* **Task prompt**
Your copy of the material must match it exactly, except that pictures are dropped.

====== Data for processing ======

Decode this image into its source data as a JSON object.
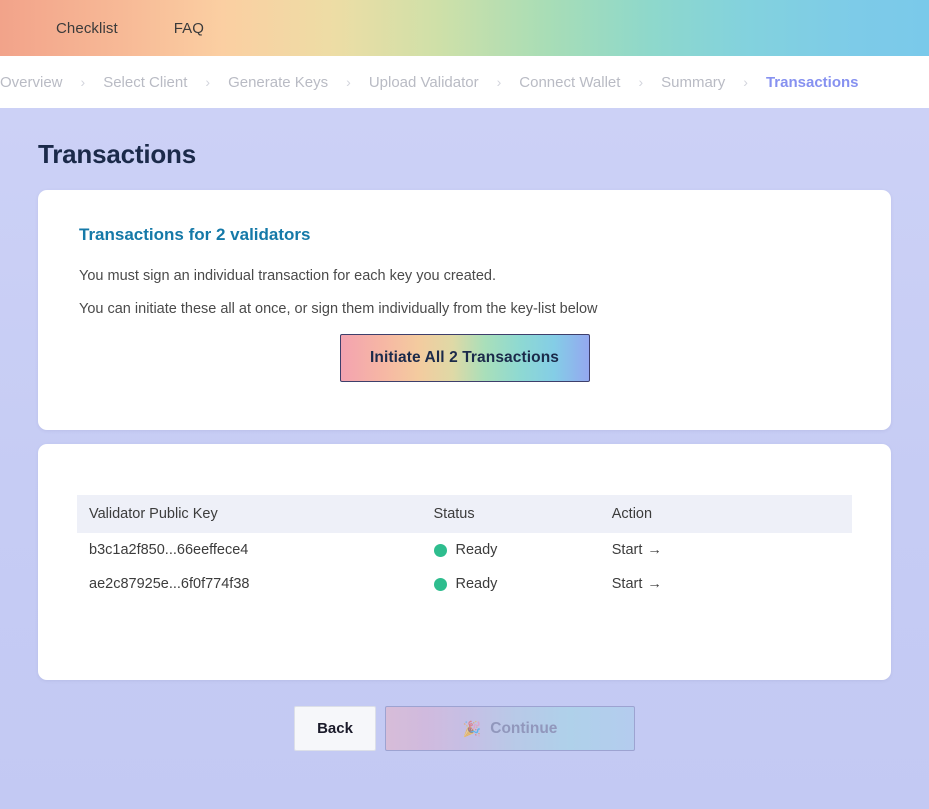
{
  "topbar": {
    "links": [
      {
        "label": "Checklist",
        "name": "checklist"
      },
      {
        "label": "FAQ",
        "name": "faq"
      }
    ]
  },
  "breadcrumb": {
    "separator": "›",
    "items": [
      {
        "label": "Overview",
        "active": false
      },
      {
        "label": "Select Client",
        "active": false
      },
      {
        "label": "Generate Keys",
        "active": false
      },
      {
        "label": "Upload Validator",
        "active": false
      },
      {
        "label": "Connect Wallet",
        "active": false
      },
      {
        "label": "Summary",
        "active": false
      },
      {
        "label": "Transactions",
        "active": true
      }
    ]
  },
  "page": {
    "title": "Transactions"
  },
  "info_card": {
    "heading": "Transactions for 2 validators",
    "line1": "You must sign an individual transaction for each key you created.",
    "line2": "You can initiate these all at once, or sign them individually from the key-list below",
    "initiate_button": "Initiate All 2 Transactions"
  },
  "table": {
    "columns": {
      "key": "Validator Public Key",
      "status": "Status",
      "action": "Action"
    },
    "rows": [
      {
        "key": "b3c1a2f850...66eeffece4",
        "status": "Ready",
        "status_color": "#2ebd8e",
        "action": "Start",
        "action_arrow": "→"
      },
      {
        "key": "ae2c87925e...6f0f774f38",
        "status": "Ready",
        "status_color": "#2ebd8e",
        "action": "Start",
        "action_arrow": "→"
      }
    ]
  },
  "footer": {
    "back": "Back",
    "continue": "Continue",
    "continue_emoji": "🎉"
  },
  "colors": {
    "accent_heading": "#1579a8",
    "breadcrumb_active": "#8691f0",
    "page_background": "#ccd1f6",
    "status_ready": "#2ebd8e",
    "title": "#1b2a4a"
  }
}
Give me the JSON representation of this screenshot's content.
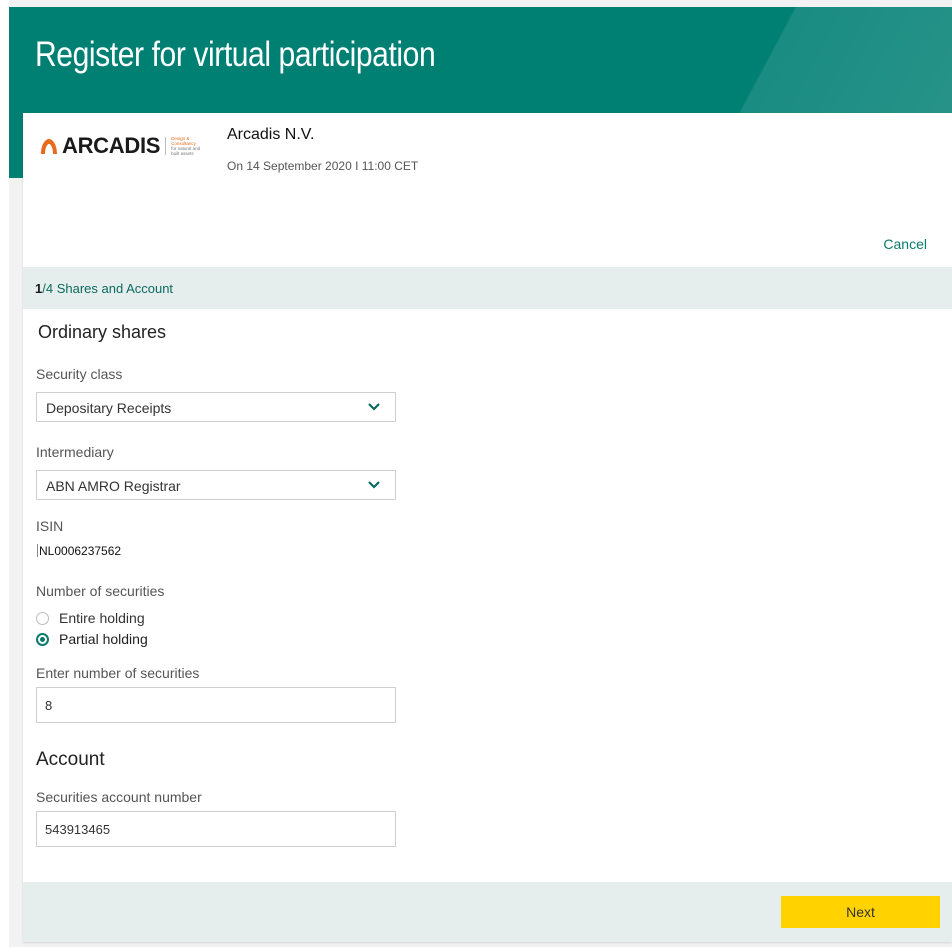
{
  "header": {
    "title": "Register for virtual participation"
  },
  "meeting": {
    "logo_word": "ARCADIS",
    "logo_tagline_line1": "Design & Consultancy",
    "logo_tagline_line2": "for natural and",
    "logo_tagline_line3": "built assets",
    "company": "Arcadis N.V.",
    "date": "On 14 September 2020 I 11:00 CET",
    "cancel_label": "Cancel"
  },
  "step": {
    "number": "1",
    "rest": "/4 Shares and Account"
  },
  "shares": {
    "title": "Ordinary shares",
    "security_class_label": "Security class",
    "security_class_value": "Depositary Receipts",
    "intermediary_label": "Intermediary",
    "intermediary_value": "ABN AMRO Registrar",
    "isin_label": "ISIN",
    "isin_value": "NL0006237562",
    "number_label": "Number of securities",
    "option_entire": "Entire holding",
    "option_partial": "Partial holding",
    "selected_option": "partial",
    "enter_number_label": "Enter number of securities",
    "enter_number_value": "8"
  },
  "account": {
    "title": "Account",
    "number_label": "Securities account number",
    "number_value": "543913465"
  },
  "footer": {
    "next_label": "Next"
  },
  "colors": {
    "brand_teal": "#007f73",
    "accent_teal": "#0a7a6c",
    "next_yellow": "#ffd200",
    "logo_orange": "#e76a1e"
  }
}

======

* **Finished task**
Decode this image into its source data as a JSON object.
{
  "topbar": {
    "links": [
      {
        "label": "Checklist",
        "name": "checklist"
      },
      {
        "label": "FAQ",
        "name": "faq"
      }
    ]
  },
  "breadcrumb": {
    "separator": "›",
    "items": [
      {
        "label": "Overview",
        "active": false
      },
      {
        "label": "Select Client",
        "active": false
      },
      {
        "label": "Generate Keys",
        "active": false
      },
      {
        "label": "Upload Validator",
        "active": false
      },
      {
        "label": "Connect Wallet",
        "active": false
      },
      {
        "label": "Summary",
        "active": false
      },
      {
        "label": "Transactions",
        "active": true
      }
    ]
  },
  "page": {
    "title": "Transactions"
  },
  "info_card": {
    "heading": "Transactions for 2 validators",
    "line1": "You must sign an individual transaction for each key you created.",
    "line2": "You can initiate these all at once, or sign them individually from the key-list below",
    "initiate_button": "Initiate All 2 Transactions"
  },
  "table": {
    "columns": {
      "key": "Validator Public Key",
      "status": "Status",
      "action": "Action"
    },
    "rows": [
      {
        "key": "b3c1a2f850...66eeffece4",
        "status": "Ready",
        "status_color": "#2ebd8e",
        "action": "Start",
        "action_arrow": "→"
      },
      {
        "key": "ae2c87925e...6f0f774f38",
        "status": "Ready",
        "status_color": "#2ebd8e",
        "action": "Start",
        "action_arrow": "→"
      }
    ]
  },
  "footer": {
    "back": "Back",
    "continue": "Continue",
    "continue_emoji": "🎉"
  },
  "colors": {
    "accent_heading": "#1579a8",
    "breadcrumb_active": "#8691f0",
    "page_background": "#ccd1f6",
    "status_ready": "#2ebd8e",
    "title": "#1b2a4a"
  }
}
Give me the JSON representation of this screenshot's content.
{
  "header": {
    "title": "Register for virtual participation"
  },
  "meeting": {
    "logo_word": "ARCADIS",
    "logo_tagline_line1": "Design & Consultancy",
    "logo_tagline_line2": "for natural and",
    "logo_tagline_line3": "built assets",
    "company": "Arcadis N.V.",
    "date": "On 14 September 2020 I 11:00 CET",
    "cancel_label": "Cancel"
  },
  "step": {
    "number": "1",
    "rest": "/4 Shares and Account"
  },
  "shares": {
    "title": "Ordinary shares",
    "security_class_label": "Security class",
    "security_class_value": "Depositary Receipts",
    "intermediary_label": "Intermediary",
    "intermediary_value": "ABN AMRO Registrar",
    "isin_label": "ISIN",
    "isin_value": "NL0006237562",
    "number_label": "Number of securities",
    "option_entire": "Entire holding",
    "option_partial": "Partial holding",
    "selected_option": "partial",
    "enter_number_label": "Enter number of securities",
    "enter_number_value": "8"
  },
  "account": {
    "title": "Account",
    "number_label": "Securities account number",
    "number_value": "543913465"
  },
  "footer": {
    "next_label": "Next"
  },
  "colors": {
    "brand_teal": "#007f73",
    "accent_teal": "#0a7a6c",
    "next_yellow": "#ffd200",
    "logo_orange": "#e76a1e"
  }
}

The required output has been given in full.